## [PROVIDED RECORDS]
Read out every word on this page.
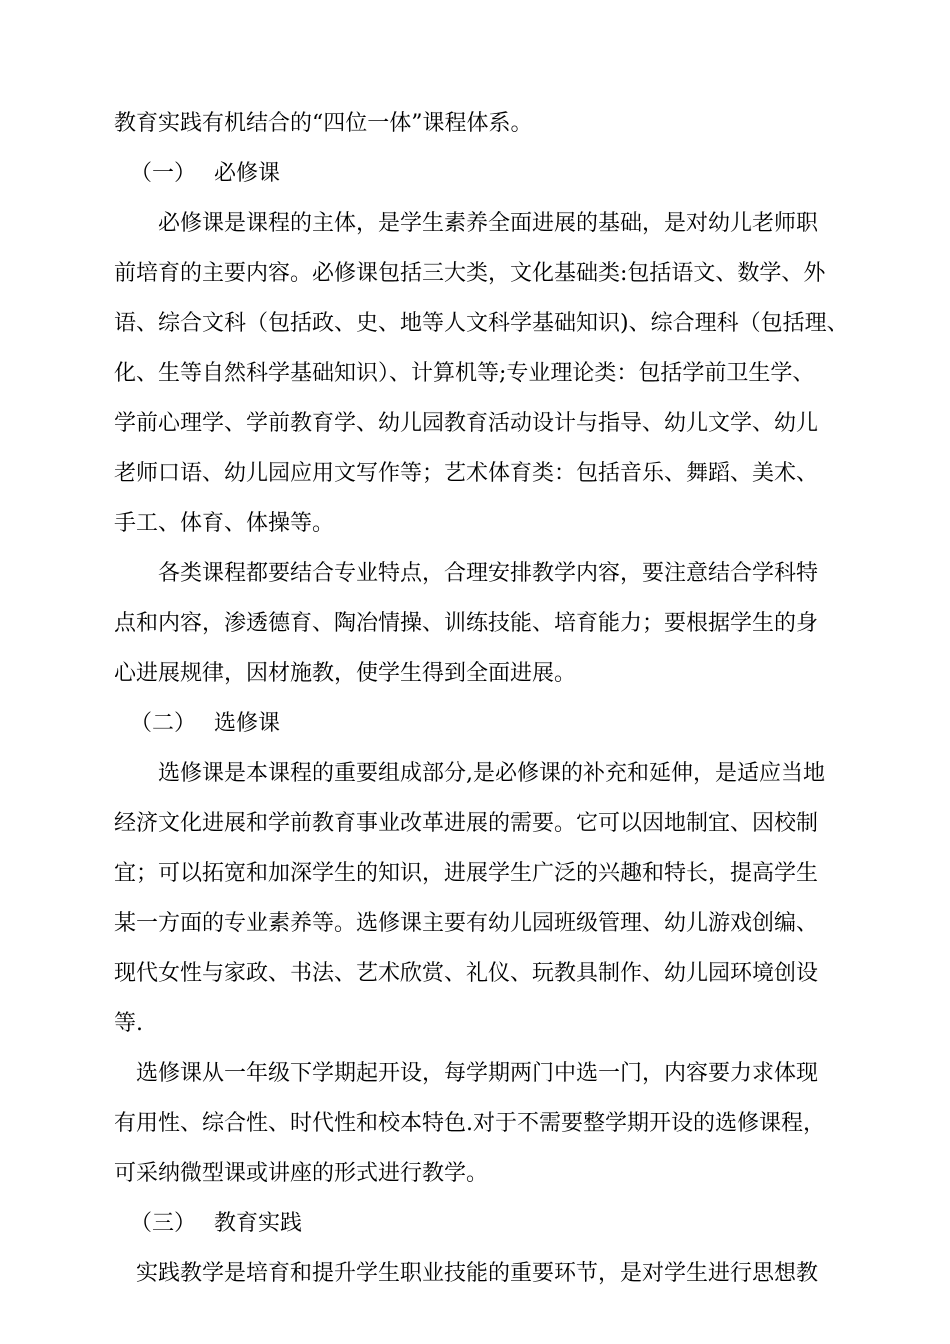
教育实践有机结合的“四位一体”课程体系。

（一） 必修课

必修课是课程的主体，是学生素养全面进展的基础，是对幼儿老师职

前培育的主要内容。必修课包括三大类，文化基础类:包括语文、数学、外

语、综合文科（包括政、史、地等人文科学基础知识)、综合理科（包括理、

化、生等自然科学基础知识）、计算机等;专业理论类：包括学前卫生学、

学前心理学、学前教育学、幼儿园教育活动设计与指导、幼儿文学、幼儿

老师口语、幼儿园应用文写作等；艺术体育类：包括音乐、舞蹈、美术、

手工、体育、体操等。

各类课程都要结合专业特点，合理安排教学内容，要注意结合学科特

点和内容，渗透德育、陶冶情操、训练技能、培育能力；要根据学生的身

心进展规律，因材施教，使学生得到全面进展。

（二） 选修课

选修课是本课程的重要组成部分,是必修课的补充和延伸，是适应当地

经济文化进展和学前教育事业改革进展的需要。它可以因地制宜、因校制

宜；可以拓宽和加深学生的知识，进展学生广泛的兴趣和特长，提高学生

某一方面的专业素养等。选修课主要有幼儿园班级管理、幼儿游戏创编、

现代女性与家政、书法、艺术欣赏、礼仪、玩教具制作、幼儿园环境创设

等.

选修课从一年级下学期起开设，每学期两门中选一门，内容要力求体现

有用性、综合性、时代性和校本特色.对于不需要整学期开设的选修课程，

可采纳微型课或讲座的形式进行教学。

（三） 教育实践

实践教学是培育和提升学生职业技能的重要环节，是对学生进行思想教
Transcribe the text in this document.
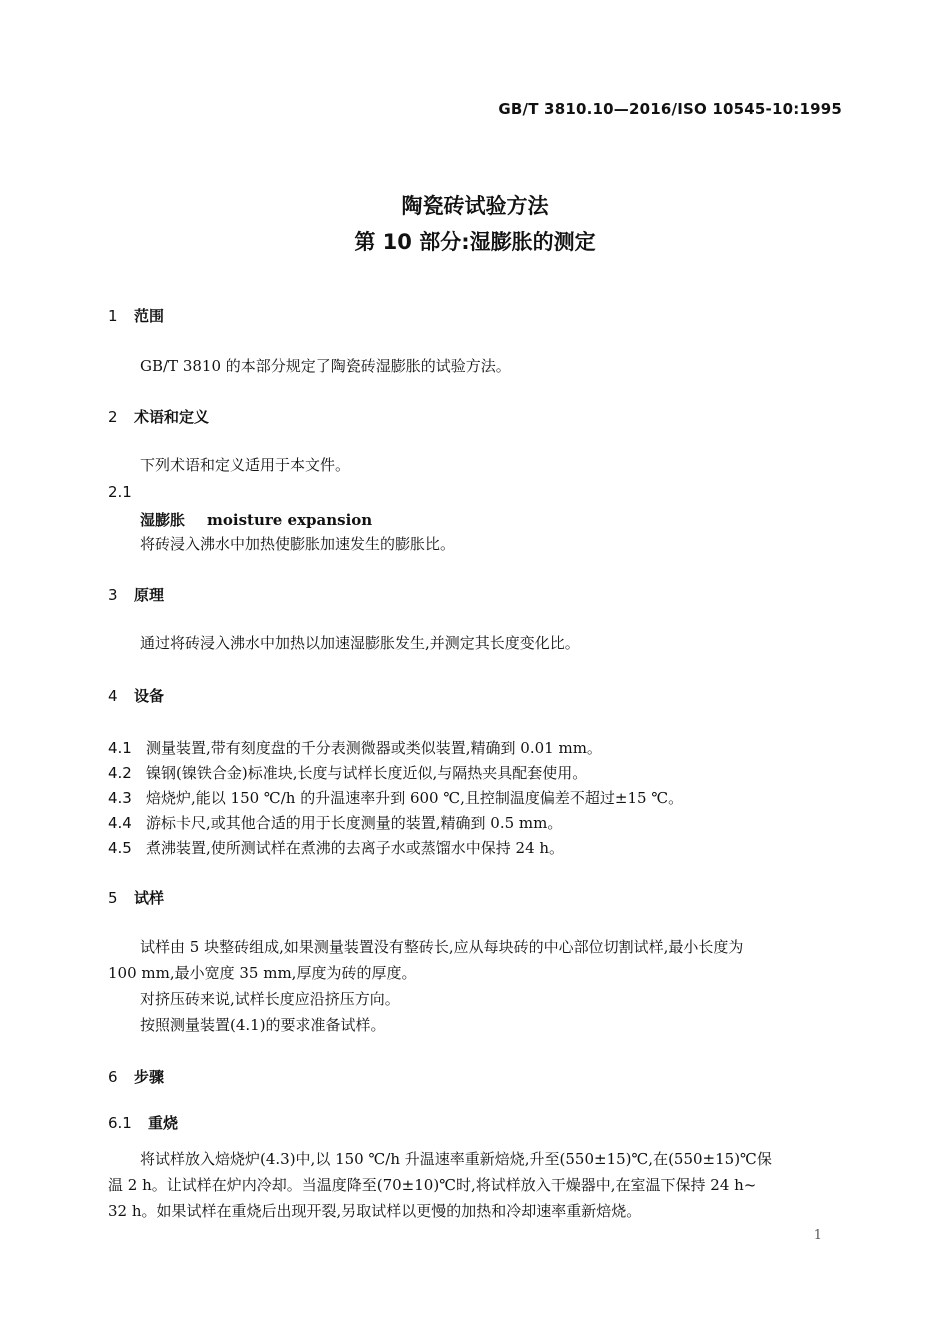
GB/T 3810.10—2016/ISO 10545-10:1995
陶瓷砖试验方法
第 10 部分:湿膨胀的测定
1 范围
GB/T 3810 的本部分规定了陶瓷砖湿膨胀的试验方法。
2 术语和定义
下列术语和定义适用于本文件。
2.1
湿膨胀 moisture expansion
将砖浸入沸水中加热使膨胀加速发生的膨胀比。
3 原理
通过将砖浸入沸水中加热以加速湿膨胀发生,并测定其长度变化比。
4 设备
4.1 测量装置,带有刻度盘的千分表测微器或类似装置,精确到 0.01 mm。
4.2 镍钢(镍铁合金)标准块,长度与试样长度近似,与隔热夹具配套使用。
4.3 焙烧炉,能以 150 ℃/h 的升温速率升到 600 ℃,且控制温度偏差不超过±15 ℃。
4.4 游标卡尺,或其他合适的用于长度测量的装置,精确到 0.5 mm。
4.5 煮沸装置,使所测试样在煮沸的去离子水或蒸馏水中保持 24 h。
5 试样
试样由 5 块整砖组成,如果测量装置没有整砖长,应从每块砖的中心部位切割试样,最小长度为
100 mm,最小宽度 35 mm,厚度为砖的厚度。
对挤压砖来说,试样长度应沿挤压方向。
按照测量装置(4.1)的要求准备试样。
6 步骤
6.1 重烧
将试样放入焙烧炉(4.3)中,以 150 ℃/h 升温速率重新焙烧,升至(550±15)℃,在(550±15)℃保
温 2 h。让试样在炉内冷却。当温度降至(70±10)℃时,将试样放入干燥器中,在室温下保持 24 h~
32 h。如果试样在重烧后出现开裂,另取试样以更慢的加热和冷却速率重新焙烧。
1
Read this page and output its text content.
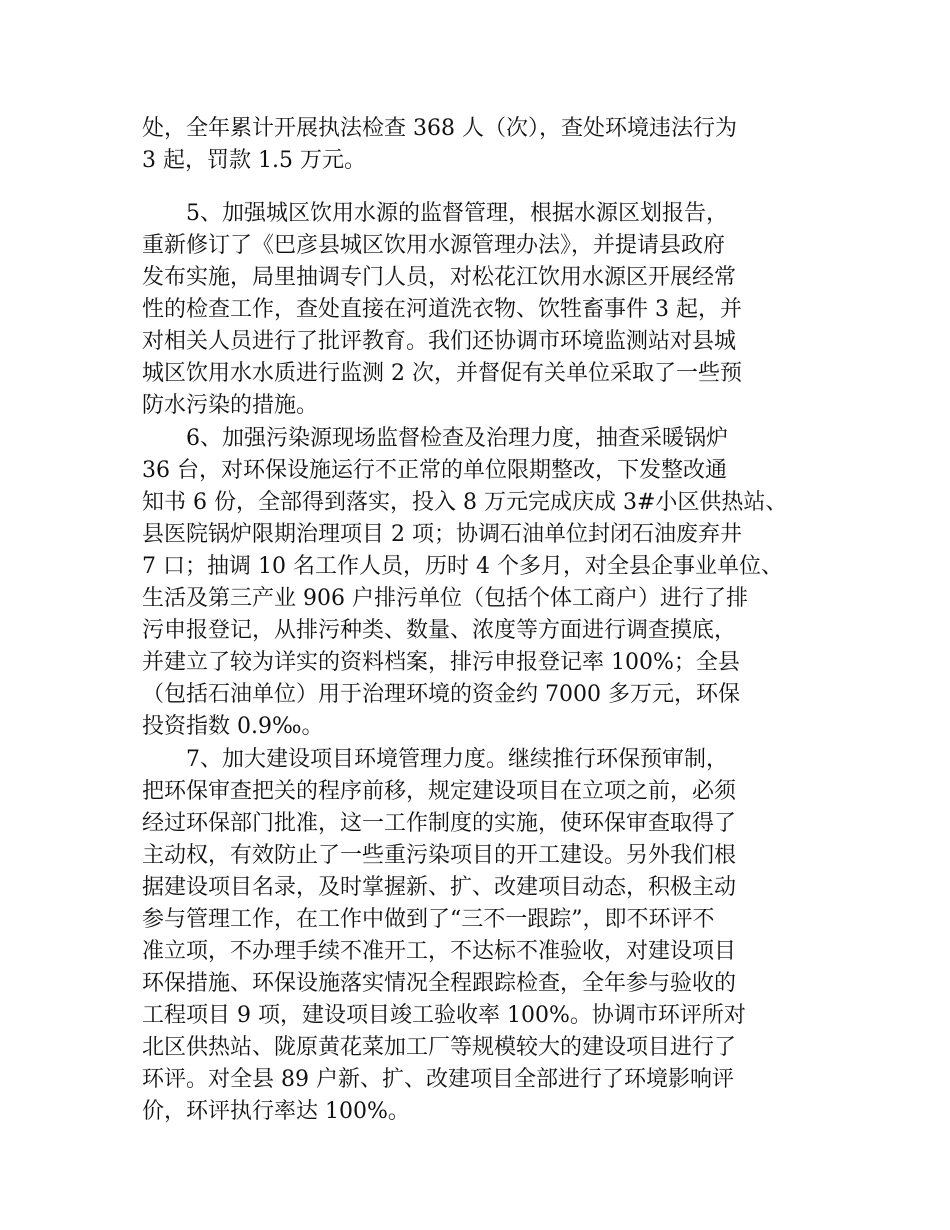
处，全年累计开展执法检查 368 人（次），查处环境违法行为
3 起，罚款 1.5 万元。
　　5、加强城区饮用水源的监督管理，根据水源区划报告，
重新修订了《巴彦县城区饮用水源管理办法》，并提请县政府
发布实施，局里抽调专门人员，对松花江饮用水源区开展经常
性的检查工作，查处直接在河道洗衣物、饮牲畜事件 3 起，并
对相关人员进行了批评教育。我们还协调市环境监测站对县城
城区饮用水水质进行监测 2 次，并督促有关单位采取了一些预
防水污染的措施。
　　6、加强污染源现场监督检查及治理力度，抽查采暖锅炉
36 台，对环保设施运行不正常的单位限期整改，下发整改通
知书 6 份，全部得到落实，投入 8 万元完成庆成 3#小区供热站、
县医院锅炉限期治理项目 2 项；协调石油单位封闭石油废弃井
7 口；抽调 10 名工作人员，历时 4 个多月，对全县企事业单位、
生活及第三产业 906 户排污单位（包括个体工商户）进行了排
污申报登记，从排污种类、数量、浓度等方面进行调查摸底，
并建立了较为详实的资料档案，排污申报登记率 100%；全县
（包括石油单位）用于治理环境的资金约 7000 多万元，环保
投资指数 0.9‰。
　　7、加大建设项目环境管理力度。继续推行环保预审制，
把环保审查把关的程序前移，规定建设项目在立项之前，必须
经过环保部门批准，这一工作制度的实施，使环保审查取得了
主动权，有效防止了一些重污染项目的开工建设。另外我们根
据建设项目名录，及时掌握新、扩、改建项目动态，积极主动
参与管理工作，在工作中做到了“三不一跟踪”，即不环评不
准立项，不办理手续不准开工，不达标不准验收，对建设项目
环保措施、环保设施落实情况全程跟踪检查，全年参与验收的
工程项目 9 项，建设项目竣工验收率 100%。协调市环评所对
北区供热站、陇原黄花菜加工厂等规模较大的建设项目进行了
环评。对全县 89 户新、扩、改建项目全部进行了环境影响评
价，环评执行率达 100%。
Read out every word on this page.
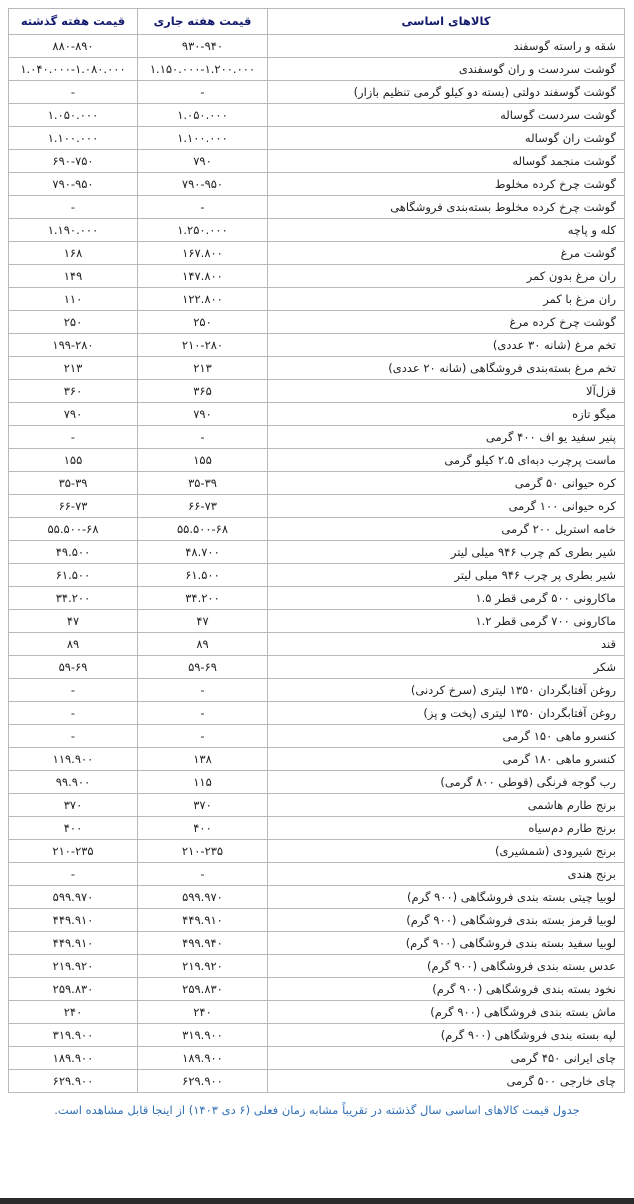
کالاهای اساسی	قیمت هفته جاری	قیمت هفته گذشته
شقه و راسته گوسفند	۹۳۰-۹۴۰	۸۸۰-۸۹۰
گوشت سردست و ران گوسفندی	۱.۱۵۰.۰۰۰-۱.۲۰۰.۰۰۰	۱.۰۴۰.۰۰۰-۱.۰۸۰.۰۰۰
گوشت گوسفند دولتی (بسته دو کیلو گرمی تنظیم بازار)	-	-
گوشت سردست گوساله	۱.۰۵۰.۰۰۰	۱.۰۵۰.۰۰۰
گوشت ران گوساله	۱.۱۰۰.۰۰۰	۱.۱۰۰.۰۰۰
گوشت منجمد گوساله	۷۹۰	۶۹۰-۷۵۰
گوشت چرخ کرده مخلوط	۷۹۰-۹۵۰	۷۹۰-۹۵۰
گوشت چرخ کرده مخلوط بسته‌بندی فروشگاهی	-	-
کله و پاچه	۱.۲۵۰.۰۰۰	۱.۱۹۰.۰۰۰
گوشت مرغ	۱۶۷.۸۰۰	۱۶۸
ران مرغ بدون کمر	۱۴۷.۸۰۰	۱۴۹
ران مرغ با کمر	۱۲۲.۸۰۰	۱۱۰
گوشت چرخ کرده مرغ	۲۵۰	۲۵۰
تخم مرغ (شانه ۳۰ عددی)	۲۱۰-۲۸۰	۱۹۹-۲۸۰
تخم مرغ بسته‌بندی فروشگاهی (شانه ۲۰ عددی)	۲۱۳	۲۱۳
قزل‌آلا	۳۶۵	۳۶۰
میگو تازه	۷۹۰	۷۹۰
پنیر سفید یو اف ۴۰۰ گرمی	-	-
ماست پرچرب دبه‌ای ۲.۵ کیلو گرمی	۱۵۵	۱۵۵
کره حیوانی ۵۰ گرمی	۳۵-۳۹	۳۵-۳۹
کره حیوانی ۱۰۰ گرمی	۶۶-۷۳	۶۶-۷۳
خامه استریل ۲۰۰ گرمی	۵۵.۵۰۰-۶۸	۵۵.۵۰۰-۶۸
شیر بطری کم چرب ۹۴۶ میلی لیتر	۴۸.۷۰۰	۴۹.۵۰۰
شیر بطری پر چرب ۹۴۶ میلی لیتر	۶۱.۵۰۰	۶۱.۵۰۰
ماکارونی ۵۰۰ گرمی قطر ۱.۵	۳۴.۲۰۰	۳۴.۲۰۰
ماکارونی ۷۰۰ گرمی قطر ۱.۲	۴۷	۴۷
قند	۸۹	۸۹
شکر	۵۹-۶۹	۵۹-۶۹
روغن آفتابگردان ۱۳۵۰ لیتری (سرخ کردنی)	-	-
روغن آفتابگردان ۱۳۵۰ لیتری (پخت و پز)	-	-
کنسرو ماهی ۱۵۰ گرمی	-	-
کنسرو ماهی ۱۸۰ گرمی	۱۳۸	۱۱۹.۹۰۰
رب گوجه فرنگی (قوطی ۸۰۰ گرمی)	۱۱۵	۹۹.۹۰۰
برنج طارم هاشمی	۳۷۰	۳۷۰
برنج طارم دم‌سیاه	۴۰۰	۴۰۰
برنج شیرودی (شمشیری)	۲۱۰-۲۳۵	۲۱۰-۲۳۵
برنج هندی	-	-
لوبیا چیتی بسته بندی فروشگاهی (۹۰۰ گرم)	۵۹۹.۹۷۰	۵۹۹.۹۷۰
لوبیا قرمز بسته بندی فروشگاهی (۹۰۰ گرم)	۴۴۹.۹۱۰	۴۴۹.۹۱۰
لوبیا سفید بسته بندی فروشگاهی (۹۰۰ گرم)	۴۹۹.۹۴۰	۴۴۹.۹۱۰
عدس بسته بندی فروشگاهی (۹۰۰ گرم)	۲۱۹.۹۲۰	۲۱۹.۹۲۰
نخود بسته بندی فروشگاهی (۹۰۰ گرم)	۲۵۹.۸۳۰	۲۵۹.۸۳۰
ماش بسته بندی فروشگاهی (۹۰۰ گرم)	۲۴۰	۲۴۰
لپه بسته بندی فروشگاهی (۹۰۰ گرم)	۳۱۹.۹۰۰	۳۱۹.۹۰۰
چای ایرانی ۴۵۰ گرمی	۱۸۹.۹۰۰	۱۸۹.۹۰۰
چای خارجی ۵۰۰ گرمی	۶۲۹.۹۰۰	۶۲۹.۹۰۰

جدول قیمت کالاهای اساسی سال گذشته در تقریباً مشابه زمان فعلی (۶ دی ۱۴۰۳) از اینجا قابل مشاهده است.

## [EXERCISE TASK]
Check each line above for the word "اساسی", and copy the lines where it appears.

## [OUTPUT OF THE TASK]
کالاهای اساسی	قیمت هفته جاری	قیمت هفته گذشته
جدول قیمت کالاهای اساسی سال گذشته در تقریباً مشابه زمان فعلی (۶ دی ۱۴۰۳) از اینجا قابل مشاهده است.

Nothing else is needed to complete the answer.